**Excerto selecionado**.

------

1. Tivemos eleições, temos nova composição da Assembleia da República (AR) e, também, um novo Governo.
Inevitavelmente, recomeçou a falar-se da «reforma da Justiça».
Sempre assim acontece.
Todos percebem, no entanto, que essa formulação – a reforma da Justiça – não corresponde, em rigor, a nenhuma ideia global, coerente e verdadeiramente inovadora que incida simultânea e coerentemente sobre leis substantivas, processuais e de organização judiciária.
Tal quimera de reforma não reflete – qualquer que seja a maioria do momento – uma ideia pensada e uma proposta de fundo capaz de revolucionar radicalmente a área do poder judicial, tal como este está definido e pensado na Constituição (CRP).
Para que uma reforma de grande amplitude e alcance pudesse ocorrer, seria necessário rever a CRP e os princípios humanistas e civilizacionais em que ela se inspira, e se inspira, ainda – mesmo que consideravelmente debilitados -, a maior parte dos sistemas de Justiça europeus.
Tal reforma radical, por que alguns anseiam, não parece, porém, poder acontecer, uma vez que ela implicaria, igualmente, a possibilidade um acordo político muito alargado, o que a atual composição da AR não consente, nem, sobretudo, aconselha.
Sobra-nos, portanto, a hipótese da formulação de propostas relativas a aspetos específicos do sistema de Justiça.
Como, num plano mais genérico, referiu o Presidente da República no discurso de investidura do Governo, face às atuais circunstâncias, o máximo que se pode almejar é, neste campo, como em outros, a formulação de um plano coerente de pequenas, mesmo que incisivas, alterações, que, consensualmente, permitam otimizar repostas aos problemas mais urgentes dos cidadãos.
2. Áreas da Justiça existem, também, que, dependendo, desde logo e mais diretamente da orientação política do Governo, permitirão, por essa mesma razão, a tomada de iniciativas e resultados rápidos.
Refiro-me, mais claramente, à renovação do modelo de formação de magistrados ministrado no CEJ e à necessidade – que sempre defendi – de abrir a docência e o seu corpo de formadores permanentes a áreas exteriores às magistraturas: outros juristas, outros profissionais, outros saberes.

------

**Linhas fornecidas**.
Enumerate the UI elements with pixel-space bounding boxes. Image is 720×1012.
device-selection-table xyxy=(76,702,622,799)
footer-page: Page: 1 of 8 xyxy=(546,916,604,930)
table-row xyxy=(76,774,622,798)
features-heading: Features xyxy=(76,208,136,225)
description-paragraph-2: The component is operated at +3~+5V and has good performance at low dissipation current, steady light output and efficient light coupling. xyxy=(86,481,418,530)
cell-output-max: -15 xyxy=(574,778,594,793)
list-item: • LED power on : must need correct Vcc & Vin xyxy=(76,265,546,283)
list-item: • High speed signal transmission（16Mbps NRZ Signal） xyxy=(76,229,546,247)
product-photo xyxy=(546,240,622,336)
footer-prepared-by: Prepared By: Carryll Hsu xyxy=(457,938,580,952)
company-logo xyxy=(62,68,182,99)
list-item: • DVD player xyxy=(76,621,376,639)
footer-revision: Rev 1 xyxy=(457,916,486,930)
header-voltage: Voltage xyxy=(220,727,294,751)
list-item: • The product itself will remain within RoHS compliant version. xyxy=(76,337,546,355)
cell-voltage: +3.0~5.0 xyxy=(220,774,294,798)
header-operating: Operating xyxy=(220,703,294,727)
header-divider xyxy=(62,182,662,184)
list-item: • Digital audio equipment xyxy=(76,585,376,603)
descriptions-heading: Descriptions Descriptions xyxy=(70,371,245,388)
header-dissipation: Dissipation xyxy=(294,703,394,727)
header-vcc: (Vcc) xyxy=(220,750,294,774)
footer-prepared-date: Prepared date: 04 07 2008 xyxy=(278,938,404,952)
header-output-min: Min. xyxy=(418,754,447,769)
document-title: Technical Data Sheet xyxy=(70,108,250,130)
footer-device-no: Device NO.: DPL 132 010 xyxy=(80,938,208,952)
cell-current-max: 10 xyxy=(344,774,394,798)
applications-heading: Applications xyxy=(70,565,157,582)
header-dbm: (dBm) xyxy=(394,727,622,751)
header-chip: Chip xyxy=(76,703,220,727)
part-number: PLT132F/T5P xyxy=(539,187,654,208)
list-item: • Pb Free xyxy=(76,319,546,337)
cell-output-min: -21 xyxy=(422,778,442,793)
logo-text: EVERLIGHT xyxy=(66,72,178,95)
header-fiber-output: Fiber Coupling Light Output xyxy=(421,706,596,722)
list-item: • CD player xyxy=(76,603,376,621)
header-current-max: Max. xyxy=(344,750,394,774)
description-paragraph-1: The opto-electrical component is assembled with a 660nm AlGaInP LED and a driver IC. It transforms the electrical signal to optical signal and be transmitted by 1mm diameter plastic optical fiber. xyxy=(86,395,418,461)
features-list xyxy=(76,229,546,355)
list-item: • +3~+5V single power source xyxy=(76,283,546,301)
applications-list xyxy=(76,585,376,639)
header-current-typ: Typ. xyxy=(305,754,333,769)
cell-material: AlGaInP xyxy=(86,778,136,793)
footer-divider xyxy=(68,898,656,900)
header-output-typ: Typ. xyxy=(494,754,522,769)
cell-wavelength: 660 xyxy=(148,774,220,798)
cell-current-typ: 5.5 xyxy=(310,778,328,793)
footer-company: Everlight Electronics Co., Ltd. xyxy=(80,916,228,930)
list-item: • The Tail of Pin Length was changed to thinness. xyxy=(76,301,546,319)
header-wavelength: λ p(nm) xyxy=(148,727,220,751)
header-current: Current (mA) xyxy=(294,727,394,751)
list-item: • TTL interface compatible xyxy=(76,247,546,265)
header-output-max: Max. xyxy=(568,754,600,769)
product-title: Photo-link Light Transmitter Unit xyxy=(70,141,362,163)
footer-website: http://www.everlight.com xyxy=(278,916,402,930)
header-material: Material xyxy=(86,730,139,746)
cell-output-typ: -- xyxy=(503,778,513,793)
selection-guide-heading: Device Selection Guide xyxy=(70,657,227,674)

------

**O que se pede**.
- A) No texto sobre a reforma da Justiça, quem falou no discurso de investidura do Governo?
- B) Transcreva do texto sobre a reforma da Justiça o trecho entre "Inevitavelmente, recomeçou a" e "de Justiça europeus.", inclusive.
- C) Escreva a continuação do texto sobre a reforma da Justiça a partir da última frase apresentada.

**Respostas por ordem**.
- A) O Presidente da República.

- B)
Inevitavelmente, recomeçou a falar-se da «reforma da Justiça».
Sempre assim acontece.
Todos percebem, no entanto, que essa formulação – a reforma da Justiça – não corresponde, em rigor, a nenhuma ideia global, coerente e verdadeiramente inovadora que incida simultânea e coerentemente sobre leis substantivas, processuais e de organização judiciária.
Tal quimera de reforma não reflete – qualquer que seja a maioria do momento – uma ideia pensada e uma proposta de fundo capaz de revolucionar radicalmente a área do poder judicial, tal como este está definido e pensado na Constituição (CRP).
Para que uma reforma de grande amplitude e alcance pudesse ocorrer, seria necessário rever a CRP e os princípios humanistas e civilizacionais em que ela se inspira, e se inspira, ainda – mesmo que consideravelmente debilitados -, a maior parte dos sistemas de Justiça europeus.

- C)
Só assim se criaria uma dialética e uma aproximação – jurídica, cultural e ontologicamente pluralista – à sociedade real, tal como ela é hoje no país, que não passasse, necessariamente, pela leitura ortodoxamente normativa que dela faz, por exemplo, a Coletânea de Jurisprudência.
Só assim se permitiria, também, uma visão mais aberta e menos dogmática, que ajudasse os futuros magistrados a romper o colete de força de um positivismo, mais ou menos estrito, em que foram formados e onde uma excedentária hierarquia paralela – a inspeção – os quer manter.
Refiro-me a uma leitura jurídica dos problemas sociais, económicos e políticos que se não resuma a preocupações de natureza securitária – de resto mais próprias das polícias do que das magistraturas – que, em demasiados casos, prevalece, indevidamente, na leitura e aplicação da lei.
Uma leitura outra da lei e dos factos, que se fundamente, antes do mais, nos princípios e valores humanistas vertidos na CRP e nas declarações e cartas internacionais e europeias de direitos humanos.
Não basta arguir ou reclamar a independência individual de juízes e o respeito pela consciência jurídica dos procuradores, na assunção da responsabilidade pelas decisões que tomam: importa, sim, assegurar que elas escapam, ainda, aos ditames de uma qualquer polícia de pensamento.
E, convenhamos, os tempos estão, hoje, propícios a tais imposições.
3. Por outro lado, devido à impreterível necessidade de compatibilizar o nosso sistema processual penal com alguns avanços recentes do Direito europeu e algumas das suas exigências quanto a estas mesmas matérias, podem, facilmente, ser consensualizadas e concretizadas algumas reformas absolutamente indispensáveis.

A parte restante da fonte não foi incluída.